Extracted data entries

--------

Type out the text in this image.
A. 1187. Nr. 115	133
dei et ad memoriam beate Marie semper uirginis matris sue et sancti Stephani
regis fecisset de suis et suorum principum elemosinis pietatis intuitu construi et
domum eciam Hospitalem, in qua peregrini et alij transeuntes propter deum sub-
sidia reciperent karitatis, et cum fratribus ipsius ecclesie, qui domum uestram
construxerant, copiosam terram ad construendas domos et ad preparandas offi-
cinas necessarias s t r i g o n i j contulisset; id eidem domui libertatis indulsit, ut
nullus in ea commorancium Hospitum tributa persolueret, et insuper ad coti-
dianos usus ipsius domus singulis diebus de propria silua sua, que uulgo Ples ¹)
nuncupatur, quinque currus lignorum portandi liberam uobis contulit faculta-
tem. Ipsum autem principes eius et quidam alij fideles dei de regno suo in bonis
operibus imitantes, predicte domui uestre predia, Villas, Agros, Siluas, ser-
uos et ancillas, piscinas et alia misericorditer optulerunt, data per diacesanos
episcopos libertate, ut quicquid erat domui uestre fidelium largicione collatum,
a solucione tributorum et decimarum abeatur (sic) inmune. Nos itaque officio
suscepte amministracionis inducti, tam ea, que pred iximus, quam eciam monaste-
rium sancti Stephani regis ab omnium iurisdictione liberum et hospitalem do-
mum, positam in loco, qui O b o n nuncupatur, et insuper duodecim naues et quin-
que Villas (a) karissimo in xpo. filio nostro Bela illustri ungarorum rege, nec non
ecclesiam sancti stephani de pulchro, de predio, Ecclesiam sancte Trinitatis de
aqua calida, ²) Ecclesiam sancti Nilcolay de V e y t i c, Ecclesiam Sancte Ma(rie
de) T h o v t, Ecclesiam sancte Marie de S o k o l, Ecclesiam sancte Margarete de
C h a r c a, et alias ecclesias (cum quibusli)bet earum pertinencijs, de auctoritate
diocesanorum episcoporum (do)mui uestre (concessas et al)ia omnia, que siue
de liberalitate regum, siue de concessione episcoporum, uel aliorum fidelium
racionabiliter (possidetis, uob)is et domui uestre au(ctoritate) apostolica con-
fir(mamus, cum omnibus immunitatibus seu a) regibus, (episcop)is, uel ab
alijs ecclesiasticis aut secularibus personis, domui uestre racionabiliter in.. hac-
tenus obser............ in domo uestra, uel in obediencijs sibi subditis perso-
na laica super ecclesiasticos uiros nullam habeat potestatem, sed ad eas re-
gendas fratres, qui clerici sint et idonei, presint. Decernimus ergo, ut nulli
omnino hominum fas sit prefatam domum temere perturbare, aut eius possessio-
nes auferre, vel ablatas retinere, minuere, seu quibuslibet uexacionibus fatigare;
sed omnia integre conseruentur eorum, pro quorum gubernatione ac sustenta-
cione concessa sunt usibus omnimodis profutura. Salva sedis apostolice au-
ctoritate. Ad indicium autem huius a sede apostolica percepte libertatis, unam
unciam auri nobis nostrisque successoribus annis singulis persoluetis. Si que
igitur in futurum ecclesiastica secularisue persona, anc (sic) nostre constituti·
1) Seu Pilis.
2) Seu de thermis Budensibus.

--------

Task statement
Output the records exactly, including every line.

Response below
Type out the text in this image.
A. 1187. Nr. 115	133
dei et ad memoriam beate Marie semper uirginis matris sue et sancti Stephani
regis fecisset de suis et suorum principum elemosinis pietatis intuitu construi et
domum eciam Hospitalem, in qua peregrini et alij transeuntes propter deum sub-
sidia reciperent karitatis, et cum fratribus ipsius ecclesie, qui domum uestram
construxerant, copiosam terram ad construendas domos et ad preparandas offi-
cinas necessarias s t r i g o n i j contulisset; id eidem domui libertatis indulsit, ut
nullus in ea commorancium Hospitum tributa persolueret, et insuper ad coti-
dianos usus ipsius domus singulis diebus de propria silua sua, que uulgo Ples ¹)
nuncupatur, quinque currus lignorum portandi liberam uobis contulit faculta-
tem. Ipsum autem principes eius et quidam alij fideles dei de regno suo in bonis
operibus imitantes, predicte domui uestre predia, Villas, Agros, Siluas, ser-
uos et ancillas, piscinas et alia misericorditer optulerunt, data per diacesanos
episcopos libertate, ut quicquid erat domui uestre fidelium largicione collatum,
a solucione tributorum et decimarum abeatur (sic) inmune. Nos itaque officio
suscepte amministracionis inducti, tam ea, que pred iximus, quam eciam monaste-
rium sancti Stephani regis ab omnium iurisdictione liberum et hospitalem do-
mum, positam in loco, qui O b o n nuncupatur, et insuper duodecim naues et quin-
que Villas (a) karissimo in xpo. filio nostro Bela illustri ungarorum rege, nec non
ecclesiam sancti stephani de pulchro, de predio, Ecclesiam sancte Trinitatis de
aqua calida, ²) Ecclesiam sancti Nilcolay de V e y t i c, Ecclesiam Sancte Ma(rie
de) T h o v t, Ecclesiam sancte Marie de S o k o l, Ecclesiam sancte Margarete de
C h a r c a, et alias ecclesias (cum quibusli)bet earum pertinencijs, de auctoritate
diocesanorum episcoporum (do)mui uestre (concessas et al)ia omnia, que siue
de liberalitate regum, siue de concessione episcoporum, uel aliorum fidelium
racionabiliter (possidetis, uob)is et domui uestre au(ctoritate) apostolica con-
fir(mamus, cum omnibus immunitatibus seu a) regibus, (episcop)is, uel ab
alijs ecclesiasticis aut secularibus personis, domui uestre racionabiliter in.. hac-
tenus obser............ in domo uestra, uel in obediencijs sibi subditis perso-
na laica super ecclesiasticos uiros nullam habeat potestatem, sed ad eas re-
gendas fratres, qui clerici sint et idonei, presint. Decernimus ergo, ut nulli
omnino hominum fas sit prefatam domum temere perturbare, aut eius possessio-
nes auferre, vel ablatas retinere, minuere, seu quibuslibet uexacionibus fatigare;
sed omnia integre conseruentur eorum, pro quorum gubernatione ac sustenta-
cione concessa sunt usibus omnimodis profutura. Salva sedis apostolice au-
ctoritate. Ad indicium autem huius a sede apostolica percepte libertatis, unam
unciam auri nobis nostrisque successoribus annis singulis persoluetis. Si que
igitur in futurum ecclesiastica secularisue persona, anc (sic) nostre constituti·
1) Seu Pilis.
2) Seu de thermis Budensibus.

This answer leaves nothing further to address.